======== EXCERPTED RECORDS ========

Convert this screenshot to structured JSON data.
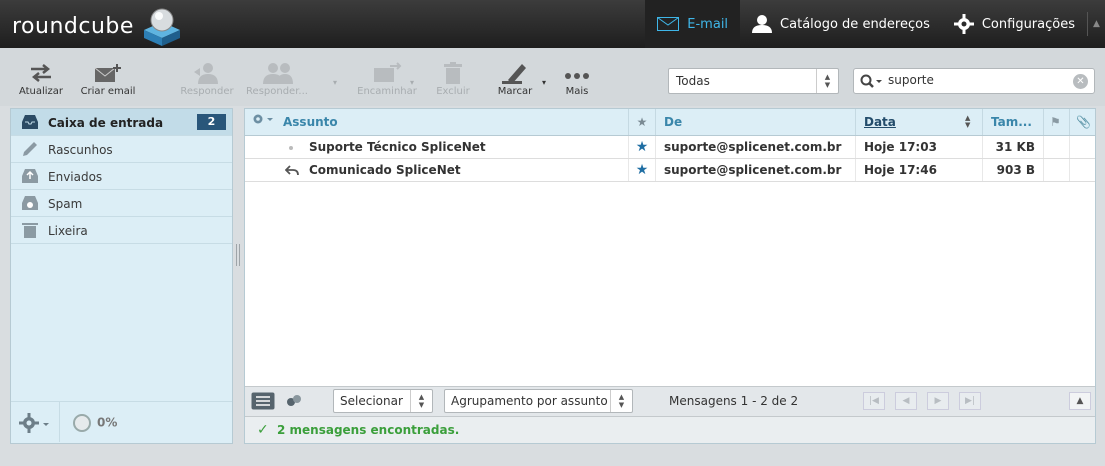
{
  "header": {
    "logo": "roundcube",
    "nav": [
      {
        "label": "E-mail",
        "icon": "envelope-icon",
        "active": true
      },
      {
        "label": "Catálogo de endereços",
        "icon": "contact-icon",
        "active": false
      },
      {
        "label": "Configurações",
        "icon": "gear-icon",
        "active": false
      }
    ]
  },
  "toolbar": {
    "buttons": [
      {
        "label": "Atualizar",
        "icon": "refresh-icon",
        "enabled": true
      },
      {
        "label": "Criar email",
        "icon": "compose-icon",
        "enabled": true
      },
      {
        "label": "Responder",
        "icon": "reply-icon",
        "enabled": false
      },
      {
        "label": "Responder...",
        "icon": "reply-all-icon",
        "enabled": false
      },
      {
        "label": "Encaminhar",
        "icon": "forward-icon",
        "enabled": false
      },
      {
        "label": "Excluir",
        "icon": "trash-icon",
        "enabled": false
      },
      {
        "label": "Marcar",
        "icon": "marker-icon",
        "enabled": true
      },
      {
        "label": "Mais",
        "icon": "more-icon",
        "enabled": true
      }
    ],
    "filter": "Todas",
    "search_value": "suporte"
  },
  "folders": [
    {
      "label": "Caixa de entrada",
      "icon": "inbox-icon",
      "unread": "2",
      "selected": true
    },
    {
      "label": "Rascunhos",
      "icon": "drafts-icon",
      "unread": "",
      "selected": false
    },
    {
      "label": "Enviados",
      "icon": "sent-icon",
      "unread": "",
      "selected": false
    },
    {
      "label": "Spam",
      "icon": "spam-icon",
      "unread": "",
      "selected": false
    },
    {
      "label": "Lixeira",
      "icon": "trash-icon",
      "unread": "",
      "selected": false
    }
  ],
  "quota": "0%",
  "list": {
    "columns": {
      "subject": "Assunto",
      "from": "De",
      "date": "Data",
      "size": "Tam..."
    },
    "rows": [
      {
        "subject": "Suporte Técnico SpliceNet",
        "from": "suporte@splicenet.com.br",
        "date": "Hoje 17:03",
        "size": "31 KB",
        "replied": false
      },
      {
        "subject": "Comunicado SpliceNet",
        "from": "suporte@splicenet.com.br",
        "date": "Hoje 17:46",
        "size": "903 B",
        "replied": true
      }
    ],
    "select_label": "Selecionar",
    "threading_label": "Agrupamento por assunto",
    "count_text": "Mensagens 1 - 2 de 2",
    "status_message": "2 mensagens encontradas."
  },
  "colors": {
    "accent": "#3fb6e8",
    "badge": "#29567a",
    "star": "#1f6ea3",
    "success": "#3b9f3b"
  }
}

========

# [WHAT YOU HAVE TO DO]
Transcribe all the lines above exactly, apart from the pictures.

# [CORRECT RESPONSE]
Convert this screenshot to structured JSON data.
{
  "header": {
    "logo": "roundcube",
    "nav": [
      {
        "label": "E-mail",
        "icon": "envelope-icon",
        "active": true
      },
      {
        "label": "Catálogo de endereços",
        "icon": "contact-icon",
        "active": false
      },
      {
        "label": "Configurações",
        "icon": "gear-icon",
        "active": false
      }
    ]
  },
  "toolbar": {
    "buttons": [
      {
        "label": "Atualizar",
        "icon": "refresh-icon",
        "enabled": true
      },
      {
        "label": "Criar email",
        "icon": "compose-icon",
        "enabled": true
      },
      {
        "label": "Responder",
        "icon": "reply-icon",
        "enabled": false
      },
      {
        "label": "Responder...",
        "icon": "reply-all-icon",
        "enabled": false
      },
      {
        "label": "Encaminhar",
        "icon": "forward-icon",
        "enabled": false
      },
      {
        "label": "Excluir",
        "icon": "trash-icon",
        "enabled": false
      },
      {
        "label": "Marcar",
        "icon": "marker-icon",
        "enabled": true
      },
      {
        "label": "Mais",
        "icon": "more-icon",
        "enabled": true
      }
    ],
    "filter": "Todas",
    "search_value": "suporte"
  },
  "folders": [
    {
      "label": "Caixa de entrada",
      "icon": "inbox-icon",
      "unread": "2",
      "selected": true
    },
    {
      "label": "Rascunhos",
      "icon": "drafts-icon",
      "unread": "",
      "selected": false
    },
    {
      "label": "Enviados",
      "icon": "sent-icon",
      "unread": "",
      "selected": false
    },
    {
      "label": "Spam",
      "icon": "spam-icon",
      "unread": "",
      "selected": false
    },
    {
      "label": "Lixeira",
      "icon": "trash-icon",
      "unread": "",
      "selected": false
    }
  ],
  "quota": "0%",
  "list": {
    "columns": {
      "subject": "Assunto",
      "from": "De",
      "date": "Data",
      "size": "Tam..."
    },
    "rows": [
      {
        "subject": "Suporte Técnico SpliceNet",
        "from": "suporte@splicenet.com.br",
        "date": "Hoje 17:03",
        "size": "31 KB",
        "replied": false
      },
      {
        "subject": "Comunicado SpliceNet",
        "from": "suporte@splicenet.com.br",
        "date": "Hoje 17:46",
        "size": "903 B",
        "replied": true
      }
    ],
    "select_label": "Selecionar",
    "threading_label": "Agrupamento por assunto",
    "count_text": "Mensagens 1 - 2 de 2",
    "status_message": "2 mensagens encontradas."
  },
  "colors": {
    "accent": "#3fb6e8",
    "badge": "#29567a",
    "star": "#1f6ea3",
    "success": "#3b9f3b"
  }
}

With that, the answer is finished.